#### [EXERCISE PROMPT]
Locate each line with the string "Cost" in the listing below and copy it.

#### [RECORDS SUPPLIED]
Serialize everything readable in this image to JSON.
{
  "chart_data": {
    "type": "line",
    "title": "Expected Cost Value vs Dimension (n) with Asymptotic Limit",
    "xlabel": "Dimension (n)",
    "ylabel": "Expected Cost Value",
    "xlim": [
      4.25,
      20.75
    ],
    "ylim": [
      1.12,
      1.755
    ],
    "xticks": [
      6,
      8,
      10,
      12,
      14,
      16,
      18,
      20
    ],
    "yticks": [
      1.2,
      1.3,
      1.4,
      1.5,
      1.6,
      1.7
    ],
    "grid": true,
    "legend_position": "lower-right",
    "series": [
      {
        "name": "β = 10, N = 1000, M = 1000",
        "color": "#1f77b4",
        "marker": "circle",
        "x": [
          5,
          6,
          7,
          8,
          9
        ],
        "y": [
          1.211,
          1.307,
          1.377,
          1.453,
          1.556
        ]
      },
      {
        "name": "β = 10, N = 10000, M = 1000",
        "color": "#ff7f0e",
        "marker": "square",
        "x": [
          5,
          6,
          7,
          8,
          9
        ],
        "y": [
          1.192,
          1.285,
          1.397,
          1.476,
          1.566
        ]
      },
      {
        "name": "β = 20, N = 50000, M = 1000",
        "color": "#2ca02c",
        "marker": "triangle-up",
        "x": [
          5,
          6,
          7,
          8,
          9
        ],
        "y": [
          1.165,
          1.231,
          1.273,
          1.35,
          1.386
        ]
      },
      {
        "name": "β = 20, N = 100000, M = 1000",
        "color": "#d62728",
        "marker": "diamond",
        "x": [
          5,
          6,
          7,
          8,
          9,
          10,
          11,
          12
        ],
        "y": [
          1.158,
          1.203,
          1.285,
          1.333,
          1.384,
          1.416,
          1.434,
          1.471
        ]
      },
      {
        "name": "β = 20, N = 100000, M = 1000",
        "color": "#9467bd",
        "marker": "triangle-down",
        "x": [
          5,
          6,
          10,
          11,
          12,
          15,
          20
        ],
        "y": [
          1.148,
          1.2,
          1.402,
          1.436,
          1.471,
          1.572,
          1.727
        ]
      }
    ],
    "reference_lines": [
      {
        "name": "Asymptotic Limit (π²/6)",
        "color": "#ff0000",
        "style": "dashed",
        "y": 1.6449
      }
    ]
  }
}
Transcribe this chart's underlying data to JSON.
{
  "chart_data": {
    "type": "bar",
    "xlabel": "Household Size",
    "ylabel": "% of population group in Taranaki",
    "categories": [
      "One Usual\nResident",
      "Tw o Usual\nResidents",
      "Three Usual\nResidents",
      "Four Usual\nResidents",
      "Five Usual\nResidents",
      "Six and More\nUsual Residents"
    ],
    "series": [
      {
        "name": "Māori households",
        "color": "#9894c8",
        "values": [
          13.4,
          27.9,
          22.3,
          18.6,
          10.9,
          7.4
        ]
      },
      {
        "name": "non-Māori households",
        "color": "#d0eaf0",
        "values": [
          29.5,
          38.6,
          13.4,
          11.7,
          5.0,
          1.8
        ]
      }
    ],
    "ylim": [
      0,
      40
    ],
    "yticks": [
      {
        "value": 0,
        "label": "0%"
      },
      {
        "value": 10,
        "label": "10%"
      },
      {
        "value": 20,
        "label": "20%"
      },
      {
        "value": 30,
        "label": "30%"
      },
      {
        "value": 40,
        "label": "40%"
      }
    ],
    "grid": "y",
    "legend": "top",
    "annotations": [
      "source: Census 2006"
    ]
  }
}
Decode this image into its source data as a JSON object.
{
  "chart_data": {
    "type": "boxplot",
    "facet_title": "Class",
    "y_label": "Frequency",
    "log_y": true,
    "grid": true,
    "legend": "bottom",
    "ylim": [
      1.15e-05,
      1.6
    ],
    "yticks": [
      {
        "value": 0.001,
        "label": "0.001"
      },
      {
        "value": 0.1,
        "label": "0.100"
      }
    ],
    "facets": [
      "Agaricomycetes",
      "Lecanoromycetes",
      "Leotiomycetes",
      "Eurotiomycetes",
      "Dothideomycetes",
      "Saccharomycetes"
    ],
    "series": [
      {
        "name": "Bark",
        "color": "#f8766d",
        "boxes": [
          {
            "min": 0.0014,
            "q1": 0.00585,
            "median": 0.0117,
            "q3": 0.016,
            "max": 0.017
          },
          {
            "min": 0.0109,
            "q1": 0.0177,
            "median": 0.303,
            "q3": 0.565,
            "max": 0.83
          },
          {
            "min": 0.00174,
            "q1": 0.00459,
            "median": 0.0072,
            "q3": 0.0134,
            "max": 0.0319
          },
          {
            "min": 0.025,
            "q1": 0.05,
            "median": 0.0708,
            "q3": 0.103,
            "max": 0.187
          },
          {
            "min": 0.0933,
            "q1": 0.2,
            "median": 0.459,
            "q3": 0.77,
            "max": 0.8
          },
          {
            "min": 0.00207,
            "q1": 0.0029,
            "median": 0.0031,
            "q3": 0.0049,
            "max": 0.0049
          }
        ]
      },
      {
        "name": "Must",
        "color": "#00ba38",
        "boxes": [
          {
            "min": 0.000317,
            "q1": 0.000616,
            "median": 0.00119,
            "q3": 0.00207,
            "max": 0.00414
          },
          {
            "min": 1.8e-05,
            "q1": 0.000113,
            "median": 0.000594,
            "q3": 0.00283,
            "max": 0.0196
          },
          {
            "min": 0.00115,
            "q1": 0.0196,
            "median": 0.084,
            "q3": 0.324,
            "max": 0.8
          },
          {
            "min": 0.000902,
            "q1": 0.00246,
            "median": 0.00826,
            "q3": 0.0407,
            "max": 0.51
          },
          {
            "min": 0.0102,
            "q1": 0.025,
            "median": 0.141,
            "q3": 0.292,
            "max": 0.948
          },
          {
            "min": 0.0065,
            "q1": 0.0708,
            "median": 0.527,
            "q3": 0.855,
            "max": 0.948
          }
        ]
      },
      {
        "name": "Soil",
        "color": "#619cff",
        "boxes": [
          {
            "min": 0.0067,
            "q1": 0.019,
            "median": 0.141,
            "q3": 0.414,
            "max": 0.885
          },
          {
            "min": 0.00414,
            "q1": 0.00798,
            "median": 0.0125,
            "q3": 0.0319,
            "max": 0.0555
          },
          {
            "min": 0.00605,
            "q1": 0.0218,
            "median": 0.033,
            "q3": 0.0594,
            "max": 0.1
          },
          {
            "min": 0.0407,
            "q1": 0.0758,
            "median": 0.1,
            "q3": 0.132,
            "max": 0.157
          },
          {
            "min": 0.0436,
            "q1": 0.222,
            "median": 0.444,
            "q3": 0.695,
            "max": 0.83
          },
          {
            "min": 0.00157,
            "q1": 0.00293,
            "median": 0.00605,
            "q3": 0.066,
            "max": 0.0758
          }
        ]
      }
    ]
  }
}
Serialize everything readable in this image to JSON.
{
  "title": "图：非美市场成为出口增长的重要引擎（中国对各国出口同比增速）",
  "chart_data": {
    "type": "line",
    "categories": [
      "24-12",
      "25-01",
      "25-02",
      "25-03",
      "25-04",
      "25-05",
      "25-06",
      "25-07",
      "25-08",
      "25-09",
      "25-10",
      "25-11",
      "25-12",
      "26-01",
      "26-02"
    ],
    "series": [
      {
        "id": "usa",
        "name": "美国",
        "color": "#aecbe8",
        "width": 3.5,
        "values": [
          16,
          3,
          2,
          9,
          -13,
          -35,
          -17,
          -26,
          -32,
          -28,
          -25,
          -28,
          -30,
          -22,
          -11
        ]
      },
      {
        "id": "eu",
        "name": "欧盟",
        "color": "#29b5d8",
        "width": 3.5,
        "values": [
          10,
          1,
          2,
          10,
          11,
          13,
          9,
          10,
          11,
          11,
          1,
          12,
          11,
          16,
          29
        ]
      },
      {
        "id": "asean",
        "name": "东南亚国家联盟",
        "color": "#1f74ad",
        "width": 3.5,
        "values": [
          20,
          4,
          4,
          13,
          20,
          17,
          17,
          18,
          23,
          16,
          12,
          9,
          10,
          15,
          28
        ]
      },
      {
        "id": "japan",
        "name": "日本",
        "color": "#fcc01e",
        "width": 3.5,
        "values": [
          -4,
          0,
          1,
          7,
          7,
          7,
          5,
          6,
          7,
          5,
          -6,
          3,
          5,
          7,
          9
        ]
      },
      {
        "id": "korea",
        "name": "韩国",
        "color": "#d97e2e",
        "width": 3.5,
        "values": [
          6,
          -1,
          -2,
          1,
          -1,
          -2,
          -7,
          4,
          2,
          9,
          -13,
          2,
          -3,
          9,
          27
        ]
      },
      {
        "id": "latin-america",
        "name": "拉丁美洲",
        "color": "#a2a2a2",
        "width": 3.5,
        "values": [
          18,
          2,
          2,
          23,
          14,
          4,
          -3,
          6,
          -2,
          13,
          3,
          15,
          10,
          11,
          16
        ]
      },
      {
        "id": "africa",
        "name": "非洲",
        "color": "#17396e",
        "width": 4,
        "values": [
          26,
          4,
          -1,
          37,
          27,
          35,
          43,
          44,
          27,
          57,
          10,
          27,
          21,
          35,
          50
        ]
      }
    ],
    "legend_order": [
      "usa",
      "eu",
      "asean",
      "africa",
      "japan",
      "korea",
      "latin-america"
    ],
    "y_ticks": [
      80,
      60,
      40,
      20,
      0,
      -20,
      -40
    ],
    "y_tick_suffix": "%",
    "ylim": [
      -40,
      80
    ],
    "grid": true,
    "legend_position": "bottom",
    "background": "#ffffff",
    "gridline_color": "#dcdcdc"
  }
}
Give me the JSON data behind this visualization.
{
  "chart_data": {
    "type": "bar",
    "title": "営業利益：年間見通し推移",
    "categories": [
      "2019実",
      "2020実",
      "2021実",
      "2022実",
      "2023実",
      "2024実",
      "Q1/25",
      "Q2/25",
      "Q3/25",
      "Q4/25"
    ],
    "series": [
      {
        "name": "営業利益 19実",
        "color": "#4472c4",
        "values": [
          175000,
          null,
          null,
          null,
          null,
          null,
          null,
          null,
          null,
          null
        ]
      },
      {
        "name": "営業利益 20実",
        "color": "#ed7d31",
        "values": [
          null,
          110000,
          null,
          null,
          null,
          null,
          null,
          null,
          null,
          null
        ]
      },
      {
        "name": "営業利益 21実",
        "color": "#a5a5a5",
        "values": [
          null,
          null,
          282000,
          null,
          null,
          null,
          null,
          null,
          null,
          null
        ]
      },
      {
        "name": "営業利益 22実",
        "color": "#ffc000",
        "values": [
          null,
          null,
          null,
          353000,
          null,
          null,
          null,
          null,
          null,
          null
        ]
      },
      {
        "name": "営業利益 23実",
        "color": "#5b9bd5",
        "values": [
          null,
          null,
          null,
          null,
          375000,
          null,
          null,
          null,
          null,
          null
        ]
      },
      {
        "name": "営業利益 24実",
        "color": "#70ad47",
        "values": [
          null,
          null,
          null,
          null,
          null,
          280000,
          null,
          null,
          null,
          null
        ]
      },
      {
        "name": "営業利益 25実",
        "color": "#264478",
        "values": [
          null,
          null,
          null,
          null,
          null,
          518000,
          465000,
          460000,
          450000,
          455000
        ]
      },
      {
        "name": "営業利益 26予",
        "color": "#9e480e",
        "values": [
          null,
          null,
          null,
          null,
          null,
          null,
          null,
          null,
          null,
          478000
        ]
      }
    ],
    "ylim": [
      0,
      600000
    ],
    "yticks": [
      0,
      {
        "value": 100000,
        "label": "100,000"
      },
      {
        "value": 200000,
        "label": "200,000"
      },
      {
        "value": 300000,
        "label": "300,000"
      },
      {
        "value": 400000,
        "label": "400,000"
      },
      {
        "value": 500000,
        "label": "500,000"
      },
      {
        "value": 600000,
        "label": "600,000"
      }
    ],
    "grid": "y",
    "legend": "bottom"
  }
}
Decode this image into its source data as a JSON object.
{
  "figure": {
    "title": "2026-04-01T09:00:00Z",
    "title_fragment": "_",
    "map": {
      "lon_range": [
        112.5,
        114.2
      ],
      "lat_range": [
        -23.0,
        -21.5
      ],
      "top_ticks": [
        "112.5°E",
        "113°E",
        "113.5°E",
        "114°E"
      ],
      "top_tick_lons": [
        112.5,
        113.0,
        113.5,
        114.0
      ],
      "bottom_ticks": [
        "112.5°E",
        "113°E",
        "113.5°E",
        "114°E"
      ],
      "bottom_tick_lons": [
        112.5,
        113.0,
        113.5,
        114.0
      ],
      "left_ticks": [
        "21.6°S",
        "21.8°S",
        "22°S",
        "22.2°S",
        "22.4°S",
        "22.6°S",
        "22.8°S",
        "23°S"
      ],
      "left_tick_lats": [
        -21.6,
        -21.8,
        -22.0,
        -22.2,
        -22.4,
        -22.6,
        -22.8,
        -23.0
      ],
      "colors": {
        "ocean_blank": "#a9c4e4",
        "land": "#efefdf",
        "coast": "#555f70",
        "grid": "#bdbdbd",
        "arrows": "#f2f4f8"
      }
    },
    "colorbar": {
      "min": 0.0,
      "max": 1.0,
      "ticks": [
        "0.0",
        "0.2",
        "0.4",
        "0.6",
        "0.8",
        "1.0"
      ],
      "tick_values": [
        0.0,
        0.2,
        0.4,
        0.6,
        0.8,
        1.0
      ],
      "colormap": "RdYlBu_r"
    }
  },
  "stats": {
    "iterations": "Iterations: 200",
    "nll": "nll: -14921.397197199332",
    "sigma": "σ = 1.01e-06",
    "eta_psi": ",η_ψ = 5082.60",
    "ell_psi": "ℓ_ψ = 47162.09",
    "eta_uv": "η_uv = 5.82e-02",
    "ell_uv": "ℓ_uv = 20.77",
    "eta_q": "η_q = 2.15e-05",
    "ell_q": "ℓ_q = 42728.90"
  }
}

#### [ANSWER TO THE EXERCISE]
    "title": "Expected Cost Value vs Dimension (n) with Asymptotic Limit",
    "ylabel": "Expected Cost Value",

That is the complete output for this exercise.